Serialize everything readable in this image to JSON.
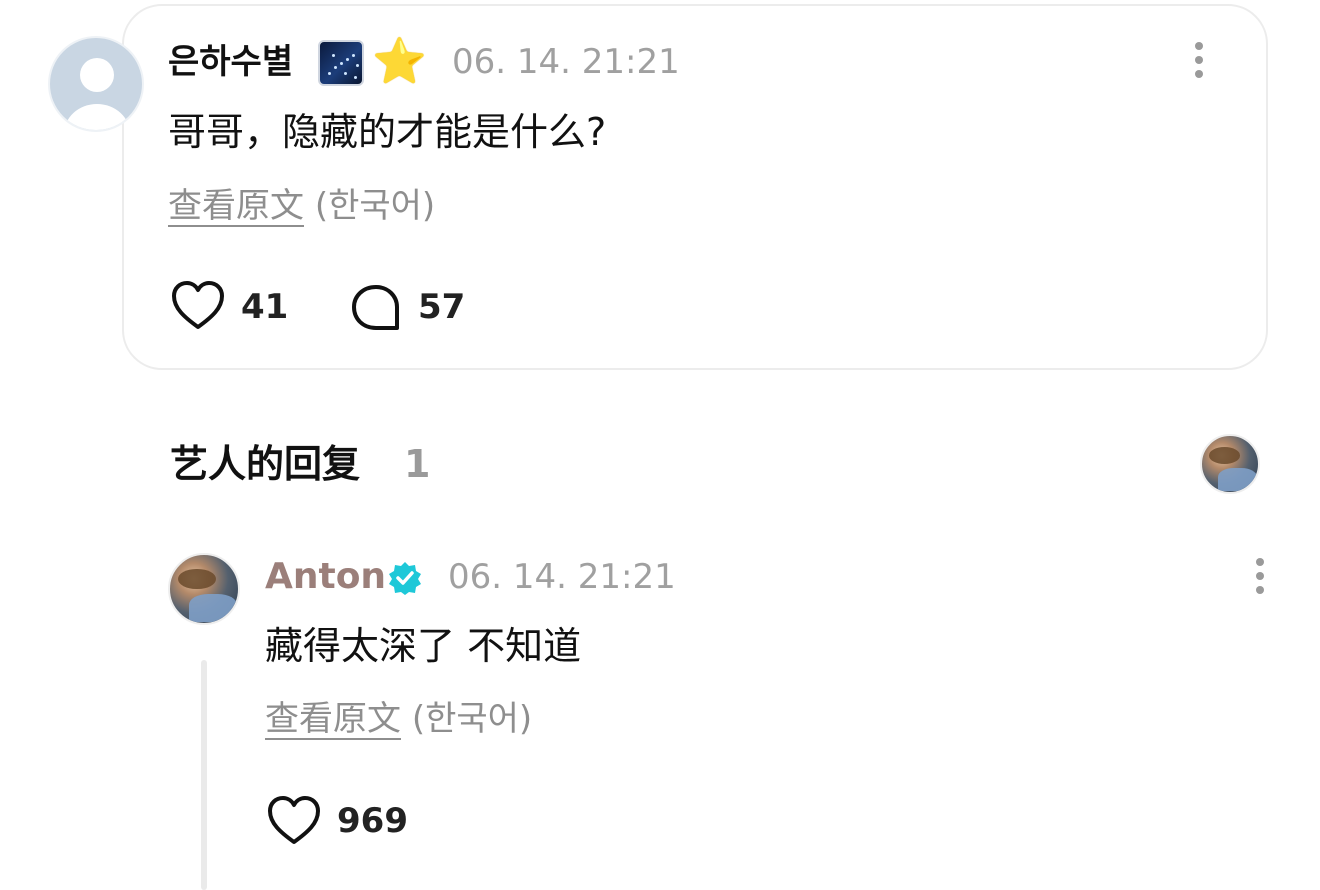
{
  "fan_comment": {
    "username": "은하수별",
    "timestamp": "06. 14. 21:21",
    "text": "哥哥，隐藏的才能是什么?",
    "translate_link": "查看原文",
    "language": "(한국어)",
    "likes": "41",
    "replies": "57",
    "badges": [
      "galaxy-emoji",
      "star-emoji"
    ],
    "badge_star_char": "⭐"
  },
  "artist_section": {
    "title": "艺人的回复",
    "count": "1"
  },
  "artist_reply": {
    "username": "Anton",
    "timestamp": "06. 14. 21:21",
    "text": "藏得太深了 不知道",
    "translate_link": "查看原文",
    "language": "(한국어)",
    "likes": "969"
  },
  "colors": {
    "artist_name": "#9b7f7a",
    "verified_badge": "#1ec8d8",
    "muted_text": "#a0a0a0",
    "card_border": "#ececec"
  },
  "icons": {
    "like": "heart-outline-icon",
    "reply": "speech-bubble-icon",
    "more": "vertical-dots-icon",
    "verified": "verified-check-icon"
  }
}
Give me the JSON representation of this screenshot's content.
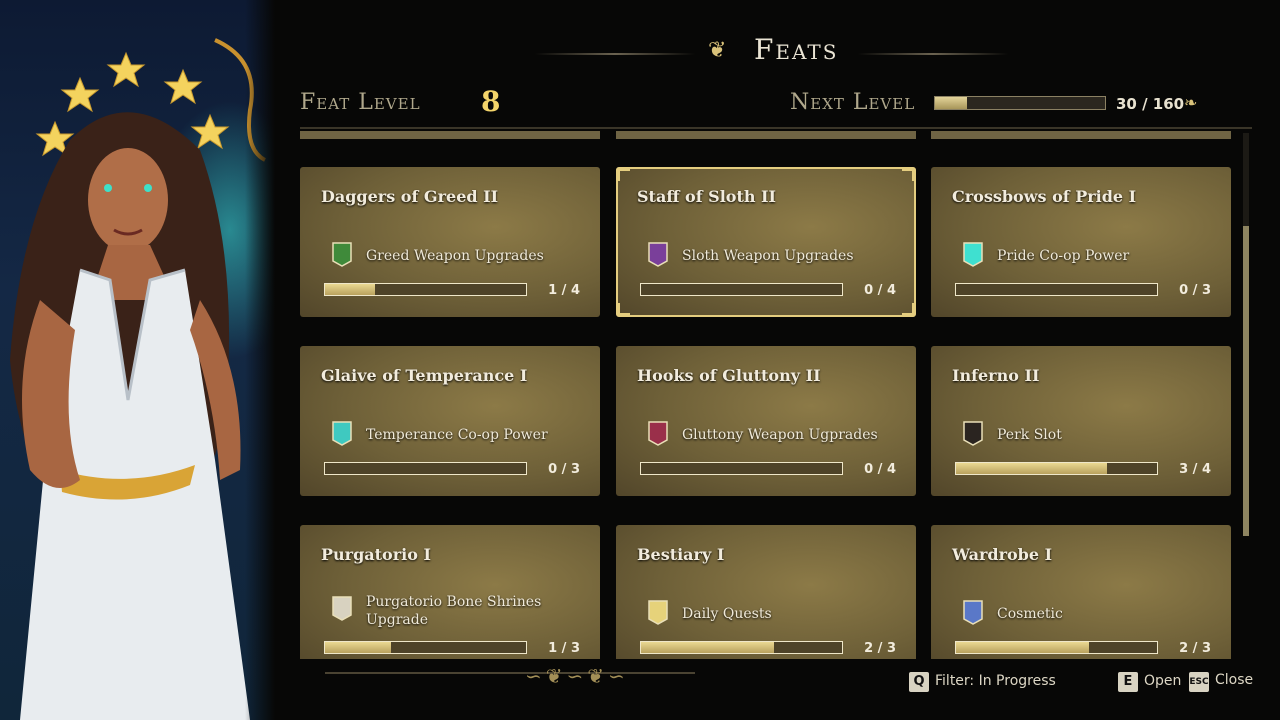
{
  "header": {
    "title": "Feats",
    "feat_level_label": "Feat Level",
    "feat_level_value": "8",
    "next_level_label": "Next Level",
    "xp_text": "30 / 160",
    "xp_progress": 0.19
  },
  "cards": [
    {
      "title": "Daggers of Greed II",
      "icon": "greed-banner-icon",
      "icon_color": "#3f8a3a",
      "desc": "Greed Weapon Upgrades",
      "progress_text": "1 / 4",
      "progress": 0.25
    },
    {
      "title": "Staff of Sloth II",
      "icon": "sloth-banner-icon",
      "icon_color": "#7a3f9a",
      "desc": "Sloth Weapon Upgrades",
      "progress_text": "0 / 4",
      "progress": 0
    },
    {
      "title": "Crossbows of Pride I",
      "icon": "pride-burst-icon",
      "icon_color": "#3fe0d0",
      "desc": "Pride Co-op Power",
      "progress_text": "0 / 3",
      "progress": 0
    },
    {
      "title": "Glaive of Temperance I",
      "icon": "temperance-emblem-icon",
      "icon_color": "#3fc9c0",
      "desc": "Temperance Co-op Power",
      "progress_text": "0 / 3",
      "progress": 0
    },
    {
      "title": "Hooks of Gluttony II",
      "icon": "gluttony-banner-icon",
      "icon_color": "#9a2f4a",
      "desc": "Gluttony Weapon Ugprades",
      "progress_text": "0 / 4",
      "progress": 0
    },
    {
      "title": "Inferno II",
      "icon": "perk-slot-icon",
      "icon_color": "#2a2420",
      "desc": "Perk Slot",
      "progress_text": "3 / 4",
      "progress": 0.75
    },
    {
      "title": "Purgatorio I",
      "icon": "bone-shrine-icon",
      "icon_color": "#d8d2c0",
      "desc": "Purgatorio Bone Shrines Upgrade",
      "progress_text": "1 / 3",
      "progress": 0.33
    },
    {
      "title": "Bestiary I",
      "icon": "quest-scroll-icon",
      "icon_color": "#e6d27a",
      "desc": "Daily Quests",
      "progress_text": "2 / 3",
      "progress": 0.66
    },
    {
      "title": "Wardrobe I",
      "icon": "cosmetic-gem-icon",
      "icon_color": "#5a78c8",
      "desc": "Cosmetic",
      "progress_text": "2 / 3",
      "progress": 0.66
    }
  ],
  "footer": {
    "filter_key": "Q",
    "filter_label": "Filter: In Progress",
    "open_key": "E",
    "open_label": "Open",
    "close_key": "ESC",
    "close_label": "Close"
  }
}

◆ ◆ ◆ ◆ ◆ ◆ ◆

### YOUR GOAL
Return every line in the listing that contains the word "desc".

### CORRECT RESPONSE
      "desc": "Greed Weapon Upgrades",
      "desc": "Sloth Weapon Upgrades",
      "desc": "Pride Co-op Power",
      "desc": "Temperance Co-op Power",
      "desc": "Gluttony Weapon Ugprades",
      "desc": "Perk Slot",
      "desc": "Purgatorio Bone Shrines Upgrade",
      "desc": "Daily Quests",
      "desc": "Cosmetic",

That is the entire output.